### Seitenauszug
══════════

Insgesamt 90 Bewertungen
Bewertung vom 24.07.2020
Die Marschallin
Del Buono, Zora;Del Buono, Zora

Die Marschallin


gut

Europäische Geschichte im 20. Jahrhundert - im Roman
Zora del Buono legt mit ihrem letzten Werk einen eigenartigen literarischen Zwitter vor, der dem Leser vielfältige Bemühungen bei der Lektüre abverlangt. Zunächst erscheint das Buch als Familienroman von der tumultuösen südeuropäischen Provenienz. Die handelnden Personen sind zahlreich, ihre Beziehungen zueinander verschlungen, die Aufstellung der auftretenden Figuren am Anfang des Buches hilfreich.
Sodann präsentiert sich der Roman als Frauenportrait, die Autorin will ihrer Großmutter, deren Namen sie sogar trägt, ein Denkmal setzen. Doch dieses Unternehmen ist nur bedingt erfolgreich. Zwar werden dieser Frau eindrückliche, auch durchaus kontrovers einzuschätzende Charakterzüge zugeschrieben, aber die Eigenwilligkeit Zoras, ihr Durchsetzungsvermögen und ihr gänzlicher Unwille, Kompromisse einzugehen, werden allenfalls nur behauptet. Die stilistische Gestaltung dieses Romans zeichnet sich durch äußerste Nüchternheit aus, eine so unbeteiligt wirkende Sprache ist nicht geeignet, psychische Entwicklungen, seelische Dispositionen zu verdeutlichen. Höchst unvermittelt schwenkt der Roman kurz vor Schluss noch ins Krimigenre ab. Die Heldin wird mittelbar in einen Raubüberfall verwickelt, der als Begründung herhalten muss, dass von dem Augenblick das Schicksal der Heldin und ihrer Familie sich zur Tragödie wandelt. Aber diese Wendung ist ohne jede Balance in das Geschehen eingefügt. Aus heiterem Himmel sieht sich der Leser mit dem Verbrechen konfrontiert, und die Konsequenzen präsentieren sich als eine Schlag auf Schlag ablaufende Abfolge von Unglücksfällen, die die Zahl der auftretenden Personen drastisch reduziert. Bei entsprechender Gemütslage kann dieser Teil auch als unfreiwillig komisch empfunden werden (mir kam beim Lesen spontan Georg Kreislers Opernboogie in den Sinn: ... und stirbt ... und stirbt ...)

══════════

### Bereitgestelltes Material
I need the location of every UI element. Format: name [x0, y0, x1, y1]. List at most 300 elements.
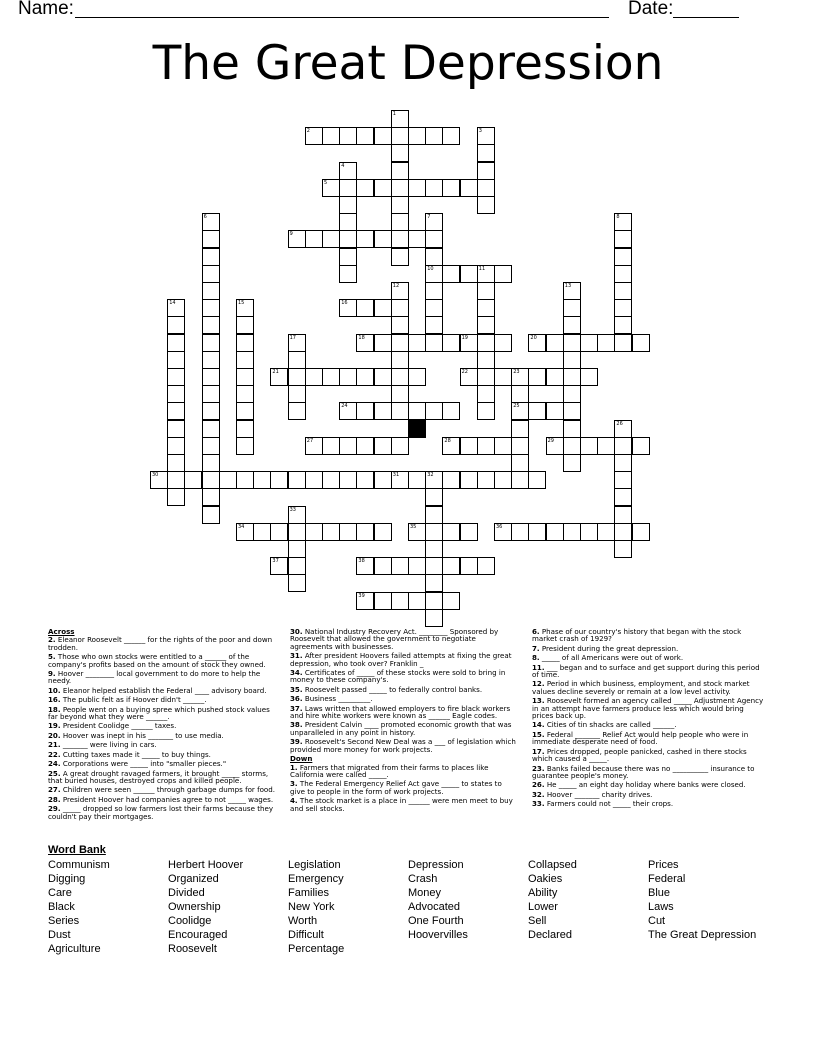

══════════

### Aufgabenstellung
Übersetzen Sie aus der Buchbesprechung den Satz „Höchst unvermittelt schwenkt der Roman kurz vor Schluss noch ins Krimigenre ab.“ ins Englische. Das Material wird für die Bearbeitung nicht benötigt.

### Lösung
Very abruptly, shortly before the end, the novel veers off into the crime genre.